### GIVEN INSTRUCTION
Collect all lines from the records below that include the word "image".

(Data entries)
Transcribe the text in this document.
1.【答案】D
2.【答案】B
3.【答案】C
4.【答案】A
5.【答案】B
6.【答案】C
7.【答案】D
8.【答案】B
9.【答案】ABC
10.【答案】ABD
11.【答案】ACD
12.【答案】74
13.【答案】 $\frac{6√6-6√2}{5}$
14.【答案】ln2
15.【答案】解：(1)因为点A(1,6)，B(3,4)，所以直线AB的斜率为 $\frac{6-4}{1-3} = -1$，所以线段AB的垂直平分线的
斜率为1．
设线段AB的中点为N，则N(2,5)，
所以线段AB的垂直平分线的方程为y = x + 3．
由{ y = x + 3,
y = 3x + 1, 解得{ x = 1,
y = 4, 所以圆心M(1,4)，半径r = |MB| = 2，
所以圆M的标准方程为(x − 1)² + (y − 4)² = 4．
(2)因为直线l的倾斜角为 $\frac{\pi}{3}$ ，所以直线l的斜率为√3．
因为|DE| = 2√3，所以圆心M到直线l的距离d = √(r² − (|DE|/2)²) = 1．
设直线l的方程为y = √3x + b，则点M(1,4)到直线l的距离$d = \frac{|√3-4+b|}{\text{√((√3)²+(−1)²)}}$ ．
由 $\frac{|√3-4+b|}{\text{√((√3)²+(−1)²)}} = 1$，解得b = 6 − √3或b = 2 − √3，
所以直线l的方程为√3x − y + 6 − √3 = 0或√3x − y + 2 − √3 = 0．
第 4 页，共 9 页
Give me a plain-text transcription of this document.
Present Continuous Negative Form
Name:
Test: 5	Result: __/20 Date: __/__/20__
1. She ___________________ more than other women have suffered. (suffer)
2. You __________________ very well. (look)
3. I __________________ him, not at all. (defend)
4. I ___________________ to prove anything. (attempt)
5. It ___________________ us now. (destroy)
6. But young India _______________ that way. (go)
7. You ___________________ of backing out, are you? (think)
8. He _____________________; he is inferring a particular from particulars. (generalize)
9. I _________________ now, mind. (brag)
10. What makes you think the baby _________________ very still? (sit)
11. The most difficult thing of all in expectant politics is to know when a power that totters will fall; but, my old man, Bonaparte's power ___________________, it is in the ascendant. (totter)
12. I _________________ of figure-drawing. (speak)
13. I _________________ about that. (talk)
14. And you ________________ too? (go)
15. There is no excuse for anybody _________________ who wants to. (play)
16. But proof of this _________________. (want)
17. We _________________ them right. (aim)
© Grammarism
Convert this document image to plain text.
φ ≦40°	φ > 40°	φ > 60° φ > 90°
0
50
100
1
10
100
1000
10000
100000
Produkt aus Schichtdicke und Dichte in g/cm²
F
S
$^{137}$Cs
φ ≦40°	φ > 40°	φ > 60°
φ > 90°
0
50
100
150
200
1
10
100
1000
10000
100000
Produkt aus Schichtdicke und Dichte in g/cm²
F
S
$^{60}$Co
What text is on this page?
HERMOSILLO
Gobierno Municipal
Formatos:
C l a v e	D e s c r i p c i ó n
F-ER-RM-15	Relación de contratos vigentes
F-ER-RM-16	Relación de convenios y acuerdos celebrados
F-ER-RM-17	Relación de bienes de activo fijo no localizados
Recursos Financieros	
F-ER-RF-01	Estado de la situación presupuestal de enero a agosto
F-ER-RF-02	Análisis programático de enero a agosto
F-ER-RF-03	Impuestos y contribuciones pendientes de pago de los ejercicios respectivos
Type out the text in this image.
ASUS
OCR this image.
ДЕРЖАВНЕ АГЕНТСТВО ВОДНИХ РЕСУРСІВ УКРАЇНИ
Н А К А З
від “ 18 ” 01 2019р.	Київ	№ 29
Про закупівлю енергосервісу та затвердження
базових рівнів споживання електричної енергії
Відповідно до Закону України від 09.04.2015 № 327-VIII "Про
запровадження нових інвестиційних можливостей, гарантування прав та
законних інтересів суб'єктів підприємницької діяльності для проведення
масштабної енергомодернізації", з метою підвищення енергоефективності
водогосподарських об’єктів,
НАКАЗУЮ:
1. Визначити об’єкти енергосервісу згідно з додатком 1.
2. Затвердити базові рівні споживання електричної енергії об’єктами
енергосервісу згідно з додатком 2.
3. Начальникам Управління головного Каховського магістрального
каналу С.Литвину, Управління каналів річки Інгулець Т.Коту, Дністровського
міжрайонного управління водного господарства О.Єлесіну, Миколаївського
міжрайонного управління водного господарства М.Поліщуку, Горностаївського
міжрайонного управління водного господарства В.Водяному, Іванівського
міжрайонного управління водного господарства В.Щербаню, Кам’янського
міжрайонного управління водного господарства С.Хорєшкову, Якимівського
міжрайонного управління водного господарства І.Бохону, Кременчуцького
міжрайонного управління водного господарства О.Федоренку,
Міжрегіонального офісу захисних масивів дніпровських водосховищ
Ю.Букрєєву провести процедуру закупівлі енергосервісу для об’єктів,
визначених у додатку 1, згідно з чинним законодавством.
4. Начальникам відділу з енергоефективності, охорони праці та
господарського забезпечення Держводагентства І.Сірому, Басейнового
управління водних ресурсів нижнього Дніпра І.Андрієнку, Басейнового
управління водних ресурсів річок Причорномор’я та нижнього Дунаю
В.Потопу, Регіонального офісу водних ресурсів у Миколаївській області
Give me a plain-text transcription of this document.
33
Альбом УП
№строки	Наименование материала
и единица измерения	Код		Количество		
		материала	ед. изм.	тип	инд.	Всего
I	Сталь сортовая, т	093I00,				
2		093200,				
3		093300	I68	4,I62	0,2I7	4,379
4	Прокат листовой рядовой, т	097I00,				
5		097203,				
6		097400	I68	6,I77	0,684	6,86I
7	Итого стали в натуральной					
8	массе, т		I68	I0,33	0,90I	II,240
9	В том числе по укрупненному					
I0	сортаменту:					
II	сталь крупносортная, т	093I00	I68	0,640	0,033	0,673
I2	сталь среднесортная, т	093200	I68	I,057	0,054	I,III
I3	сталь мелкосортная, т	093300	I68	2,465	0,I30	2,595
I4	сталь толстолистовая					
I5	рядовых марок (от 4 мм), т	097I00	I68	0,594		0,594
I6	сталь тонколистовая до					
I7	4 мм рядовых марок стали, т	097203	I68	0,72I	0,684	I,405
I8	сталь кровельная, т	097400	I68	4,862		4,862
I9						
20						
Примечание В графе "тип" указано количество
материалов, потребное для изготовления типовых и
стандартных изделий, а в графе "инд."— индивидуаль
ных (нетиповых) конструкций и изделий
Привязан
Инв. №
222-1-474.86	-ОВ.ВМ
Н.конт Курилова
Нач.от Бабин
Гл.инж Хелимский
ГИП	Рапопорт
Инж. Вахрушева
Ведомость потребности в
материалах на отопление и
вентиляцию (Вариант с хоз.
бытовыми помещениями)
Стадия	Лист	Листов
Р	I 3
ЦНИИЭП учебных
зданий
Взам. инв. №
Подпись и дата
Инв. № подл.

### SOLVED PROBLEM
Convert this document image to plain text.
Type out the text in this image.
OCR this image.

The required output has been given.